• _Task description_
Every line below must be reproduced exactly. Copy them all.

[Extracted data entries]
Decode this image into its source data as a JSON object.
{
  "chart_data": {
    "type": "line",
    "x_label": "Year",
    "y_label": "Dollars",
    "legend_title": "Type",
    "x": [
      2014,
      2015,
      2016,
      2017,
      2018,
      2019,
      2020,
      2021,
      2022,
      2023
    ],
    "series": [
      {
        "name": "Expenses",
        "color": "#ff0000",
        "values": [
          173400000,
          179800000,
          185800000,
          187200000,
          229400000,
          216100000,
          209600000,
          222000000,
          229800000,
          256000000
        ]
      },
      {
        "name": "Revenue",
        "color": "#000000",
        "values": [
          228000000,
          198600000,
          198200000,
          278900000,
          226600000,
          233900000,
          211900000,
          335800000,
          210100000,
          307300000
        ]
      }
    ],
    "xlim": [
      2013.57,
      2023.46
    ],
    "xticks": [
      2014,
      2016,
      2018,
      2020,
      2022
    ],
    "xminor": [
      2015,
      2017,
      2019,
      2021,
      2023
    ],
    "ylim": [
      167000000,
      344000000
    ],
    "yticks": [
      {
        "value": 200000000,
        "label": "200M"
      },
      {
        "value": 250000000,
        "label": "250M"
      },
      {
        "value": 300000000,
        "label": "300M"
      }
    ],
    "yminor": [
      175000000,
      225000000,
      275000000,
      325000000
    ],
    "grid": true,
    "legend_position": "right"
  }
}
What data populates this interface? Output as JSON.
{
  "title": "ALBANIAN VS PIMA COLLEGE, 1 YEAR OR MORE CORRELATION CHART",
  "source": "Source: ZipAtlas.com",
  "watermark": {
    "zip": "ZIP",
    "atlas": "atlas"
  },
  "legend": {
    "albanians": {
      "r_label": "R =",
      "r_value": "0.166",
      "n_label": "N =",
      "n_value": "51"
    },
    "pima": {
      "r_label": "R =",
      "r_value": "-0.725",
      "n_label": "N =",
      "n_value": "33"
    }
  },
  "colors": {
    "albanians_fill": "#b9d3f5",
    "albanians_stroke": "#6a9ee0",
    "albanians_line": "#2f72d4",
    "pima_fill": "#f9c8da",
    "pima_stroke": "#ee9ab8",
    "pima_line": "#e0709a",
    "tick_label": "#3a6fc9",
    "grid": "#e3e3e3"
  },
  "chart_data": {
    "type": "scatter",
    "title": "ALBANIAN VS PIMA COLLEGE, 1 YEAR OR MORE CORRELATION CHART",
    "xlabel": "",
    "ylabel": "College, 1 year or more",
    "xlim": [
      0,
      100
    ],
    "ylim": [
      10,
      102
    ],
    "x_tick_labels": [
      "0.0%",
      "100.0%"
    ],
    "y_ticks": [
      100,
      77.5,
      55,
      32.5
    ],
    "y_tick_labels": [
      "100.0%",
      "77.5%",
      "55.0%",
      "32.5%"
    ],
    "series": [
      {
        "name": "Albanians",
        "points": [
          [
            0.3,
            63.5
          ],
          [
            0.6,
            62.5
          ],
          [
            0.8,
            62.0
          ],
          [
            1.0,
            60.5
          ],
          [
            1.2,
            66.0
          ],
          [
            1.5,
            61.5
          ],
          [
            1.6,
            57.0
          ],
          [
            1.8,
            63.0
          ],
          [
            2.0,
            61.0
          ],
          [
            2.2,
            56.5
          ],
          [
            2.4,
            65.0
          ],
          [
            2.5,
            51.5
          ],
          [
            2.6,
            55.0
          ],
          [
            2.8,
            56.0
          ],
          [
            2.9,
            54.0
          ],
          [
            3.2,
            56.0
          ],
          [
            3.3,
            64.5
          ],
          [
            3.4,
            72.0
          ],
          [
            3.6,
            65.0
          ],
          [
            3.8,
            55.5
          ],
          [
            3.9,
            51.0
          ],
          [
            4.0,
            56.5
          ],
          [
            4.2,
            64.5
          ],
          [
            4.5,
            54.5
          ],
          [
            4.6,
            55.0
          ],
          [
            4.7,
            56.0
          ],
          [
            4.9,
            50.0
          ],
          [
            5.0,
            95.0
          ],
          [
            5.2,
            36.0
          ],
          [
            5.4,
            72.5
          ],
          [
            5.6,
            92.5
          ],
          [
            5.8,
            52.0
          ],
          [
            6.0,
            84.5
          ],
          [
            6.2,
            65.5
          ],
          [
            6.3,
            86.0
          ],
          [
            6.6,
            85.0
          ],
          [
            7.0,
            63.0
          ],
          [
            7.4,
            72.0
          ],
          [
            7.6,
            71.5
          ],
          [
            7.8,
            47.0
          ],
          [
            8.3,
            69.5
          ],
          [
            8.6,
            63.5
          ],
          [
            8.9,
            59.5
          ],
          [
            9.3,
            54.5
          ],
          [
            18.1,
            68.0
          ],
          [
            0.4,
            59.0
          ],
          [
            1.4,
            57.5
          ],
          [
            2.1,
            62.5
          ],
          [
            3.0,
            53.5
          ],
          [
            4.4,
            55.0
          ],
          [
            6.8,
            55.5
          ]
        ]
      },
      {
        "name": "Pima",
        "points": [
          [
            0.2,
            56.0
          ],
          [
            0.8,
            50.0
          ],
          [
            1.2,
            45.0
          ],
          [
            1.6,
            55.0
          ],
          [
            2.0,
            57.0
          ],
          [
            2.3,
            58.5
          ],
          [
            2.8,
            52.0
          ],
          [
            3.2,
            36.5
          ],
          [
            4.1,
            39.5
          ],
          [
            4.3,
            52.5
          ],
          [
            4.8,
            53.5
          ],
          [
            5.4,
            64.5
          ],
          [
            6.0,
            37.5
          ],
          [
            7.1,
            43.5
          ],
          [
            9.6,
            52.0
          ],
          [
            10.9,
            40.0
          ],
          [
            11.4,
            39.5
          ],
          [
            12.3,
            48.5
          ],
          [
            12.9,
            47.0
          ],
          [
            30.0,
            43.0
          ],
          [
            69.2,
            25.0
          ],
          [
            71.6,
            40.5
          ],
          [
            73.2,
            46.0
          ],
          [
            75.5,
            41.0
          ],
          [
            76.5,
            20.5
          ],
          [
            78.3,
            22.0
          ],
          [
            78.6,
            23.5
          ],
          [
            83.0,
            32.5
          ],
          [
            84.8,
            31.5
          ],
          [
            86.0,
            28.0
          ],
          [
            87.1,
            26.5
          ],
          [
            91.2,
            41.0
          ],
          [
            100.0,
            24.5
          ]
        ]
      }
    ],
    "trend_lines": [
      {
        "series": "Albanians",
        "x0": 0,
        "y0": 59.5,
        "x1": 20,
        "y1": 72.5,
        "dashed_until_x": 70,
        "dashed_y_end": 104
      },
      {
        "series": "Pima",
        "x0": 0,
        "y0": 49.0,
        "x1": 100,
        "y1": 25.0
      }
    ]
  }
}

• _Exercise answer_
Decode this image into its source data as a JSON object.
{
  "chart_data": {
    "type": "line",
    "x_label": "Year",
    "y_label": "Dollars",
    "legend_title": "Type",
    "x": [
      2014,
      2015,
      2016,
      2017,
      2018,
      2019,
      2020,
      2021,
      2022,
      2023
    ],
    "series": [
      {
        "name": "Expenses",
        "color": "#ff0000",
        "values": [
          173400000,
          179800000,
          185800000,
          187200000,
          229400000,
          216100000,
          209600000,
          222000000,
          229800000,
          256000000
        ]
      },
      {
        "name": "Revenue",
        "color": "#000000",
        "values": [
          228000000,
          198600000,
          198200000,
          278900000,
          226600000,
          233900000,
          211900000,
          335800000,
          210100000,
          307300000
        ]
      }
    ],
    "xlim": [
      2013.57,
      2023.46
    ],
    "xticks": [
      2014,
      2016,
      2018,
      2020,
      2022
    ],
    "xminor": [
      2015,
      2017,
      2019,
      2021,
      2023
    ],
    "ylim": [
      167000000,
      344000000
    ],
    "yticks": [
      {
        "value": 200000000,
        "label": "200M"
      },
      {
        "value": 250000000,
        "label": "250M"
      },
      {
        "value": 300000000,
        "label": "300M"
      }
    ],
    "yminor": [
      175000000,
      225000000,
      275000000,
      325000000
    ],
    "grid": true,
    "legend_position": "right"
  }
}
What data populates this interface? Output as JSON.
{
  "title": "ALBANIAN VS PIMA COLLEGE, 1 YEAR OR MORE CORRELATION CHART",
  "source": "Source: ZipAtlas.com",
  "watermark": {
    "zip": "ZIP",
    "atlas": "atlas"
  },
  "legend": {
    "albanians": {
      "r_label": "R =",
      "r_value": "0.166",
      "n_label": "N =",
      "n_value": "51"
    },
    "pima": {
      "r_label": "R =",
      "r_value": "-0.725",
      "n_label": "N =",
      "n_value": "33"
    }
  },
  "colors": {
    "albanians_fill": "#b9d3f5",
    "albanians_stroke": "#6a9ee0",
    "albanians_line": "#2f72d4",
    "pima_fill": "#f9c8da",
    "pima_stroke": "#ee9ab8",
    "pima_line": "#e0709a",
    "tick_label": "#3a6fc9",
    "grid": "#e3e3e3"
  },
  "chart_data": {
    "type": "scatter",
    "title": "ALBANIAN VS PIMA COLLEGE, 1 YEAR OR MORE CORRELATION CHART",
    "xlabel": "",
    "ylabel": "College, 1 year or more",
    "xlim": [
      0,
      100
    ],
    "ylim": [
      10,
      102
    ],
    "x_tick_labels": [
      "0.0%",
      "100.0%"
    ],
    "y_ticks": [
      100,
      77.5,
      55,
      32.5
    ],
    "y_tick_labels": [
      "100.0%",
      "77.5%",
      "55.0%",
      "32.5%"
    ],
    "series": [
      {
        "name": "Albanians",
        "points": [
          [
            0.3,
            63.5
          ],
          [
            0.6,
            62.5
          ],
          [
            0.8,
            62.0
          ],
          [
            1.0,
            60.5
          ],
          [
            1.2,
            66.0
          ],
          [
            1.5,
            61.5
          ],
          [
            1.6,
            57.0
          ],
          [
            1.8,
            63.0
          ],
          [
            2.0,
            61.0
          ],
          [
            2.2,
            56.5
          ],
          [
            2.4,
            65.0
          ],
          [
            2.5,
            51.5
          ],
          [
            2.6,
            55.0
          ],
          [
            2.8,
            56.0
          ],
          [
            2.9,
            54.0
          ],
          [
            3.2,
            56.0
          ],
          [
            3.3,
            64.5
          ],
          [
            3.4,
            72.0
          ],
          [
            3.6,
            65.0
          ],
          [
            3.8,
            55.5
          ],
          [
            3.9,
            51.0
          ],
          [
            4.0,
            56.5
          ],
          [
            4.2,
            64.5
          ],
          [
            4.5,
            54.5
          ],
          [
            4.6,
            55.0
          ],
          [
            4.7,
            56.0
          ],
          [
            4.9,
            50.0
          ],
          [
            5.0,
            95.0
          ],
          [
            5.2,
            36.0
          ],
          [
            5.4,
            72.5
          ],
          [
            5.6,
            92.5
          ],
          [
            5.8,
            52.0
          ],
          [
            6.0,
            84.5
          ],
          [
            6.2,
            65.5
          ],
          [
            6.3,
            86.0
          ],
          [
            6.6,
            85.0
          ],
          [
            7.0,
            63.0
          ],
          [
            7.4,
            72.0
          ],
          [
            7.6,
            71.5
          ],
          [
            7.8,
            47.0
          ],
          [
            8.3,
            69.5
          ],
          [
            8.6,
            63.5
          ],
          [
            8.9,
            59.5
          ],
          [
            9.3,
            54.5
          ],
          [
            18.1,
            68.0
          ],
          [
            0.4,
            59.0
          ],
          [
            1.4,
            57.5
          ],
          [
            2.1,
            62.5
          ],
          [
            3.0,
            53.5
          ],
          [
            4.4,
            55.0
          ],
          [
            6.8,
            55.5
          ]
        ]
      },
      {
        "name": "Pima",
        "points": [
          [
            0.2,
            56.0
          ],
          [
            0.8,
            50.0
          ],
          [
            1.2,
            45.0
          ],
          [
            1.6,
            55.0
          ],
          [
            2.0,
            57.0
          ],
          [
            2.3,
            58.5
          ],
          [
            2.8,
            52.0
          ],
          [
            3.2,
            36.5
          ],
          [
            4.1,
            39.5
          ],
          [
            4.3,
            52.5
          ],
          [
            4.8,
            53.5
          ],
          [
            5.4,
            64.5
          ],
          [
            6.0,
            37.5
          ],
          [
            7.1,
            43.5
          ],
          [
            9.6,
            52.0
          ],
          [
            10.9,
            40.0
          ],
          [
            11.4,
            39.5
          ],
          [
            12.3,
            48.5
          ],
          [
            12.9,
            47.0
          ],
          [
            30.0,
            43.0
          ],
          [
            69.2,
            25.0
          ],
          [
            71.6,
            40.5
          ],
          [
            73.2,
            46.0
          ],
          [
            75.5,
            41.0
          ],
          [
            76.5,
            20.5
          ],
          [
            78.3,
            22.0
          ],
          [
            78.6,
            23.5
          ],
          [
            83.0,
            32.5
          ],
          [
            84.8,
            31.5
          ],
          [
            86.0,
            28.0
          ],
          [
            87.1,
            26.5
          ],
          [
            91.2,
            41.0
          ],
          [
            100.0,
            24.5
          ]
        ]
      }
    ],
    "trend_lines": [
      {
        "series": "Albanians",
        "x0": 0,
        "y0": 59.5,
        "x1": 20,
        "y1": 72.5,
        "dashed_until_x": 70,
        "dashed_y_end": 104
      },
      {
        "series": "Pima",
        "x0": 0,
        "y0": 49.0,
        "x1": 100,
        "y1": 25.0
      }
    ]
  }
}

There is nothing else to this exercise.